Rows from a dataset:
§ §

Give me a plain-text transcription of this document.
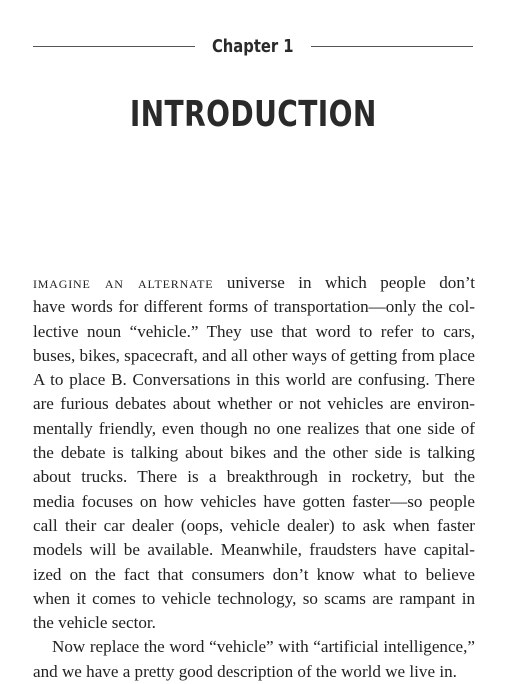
Chapter 1
INTRODUCTION
imagine an alternate universe in which people don’t
have words for different forms of transportation—only the col-
lective noun “vehicle.” They use that word to refer to cars,
buses, bikes, spacecraft, and all other ways of getting from place
A to place B. Conversations in this world are confusing. There
are furious debates about whether or not vehicles are environ-
mentally friendly, even though no one realizes that one side of
the debate is talking about bikes and the other side is talking
about trucks. There is a breakthrough in rocketry, but the
media focuses on how vehicles have gotten faster—so people
call their car dealer (oops, vehicle dealer) to ask when faster
models will be available. Meanwhile, fraudsters have capital-
ized on the fact that consumers don’t know what to believe
when it comes to vehicle technology, so scams are rampant in
the vehicle sector.
Now replace the word “vehicle” with “artificial intelligence,”
and we have a pretty good description of the world we live in.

§ §

### Task to carry out
Reproduce the entries above exactly. Do not include the images.

### Solution for this problem
Give me a plain-text transcription of this document.
Chapter 1
INTRODUCTION
imagine an alternate universe in which people don’t
have words for different forms of transportation—only the col-
lective noun “vehicle.” They use that word to refer to cars,
buses, bikes, spacecraft, and all other ways of getting from place
A to place B. Conversations in this world are confusing. There
are furious debates about whether or not vehicles are environ-
mentally friendly, even though no one realizes that one side of
the debate is talking about bikes and the other side is talking
about trucks. There is a breakthrough in rocketry, but the
media focuses on how vehicles have gotten faster—so people
call their car dealer (oops, vehicle dealer) to ask when faster
models will be available. Meanwhile, fraudsters have capital-
ized on the fact that consumers don’t know what to believe
when it comes to vehicle technology, so scams are rampant in
the vehicle sector.
Now replace the word “vehicle” with “artificial intelligence,”
and we have a pretty good description of the world we live in.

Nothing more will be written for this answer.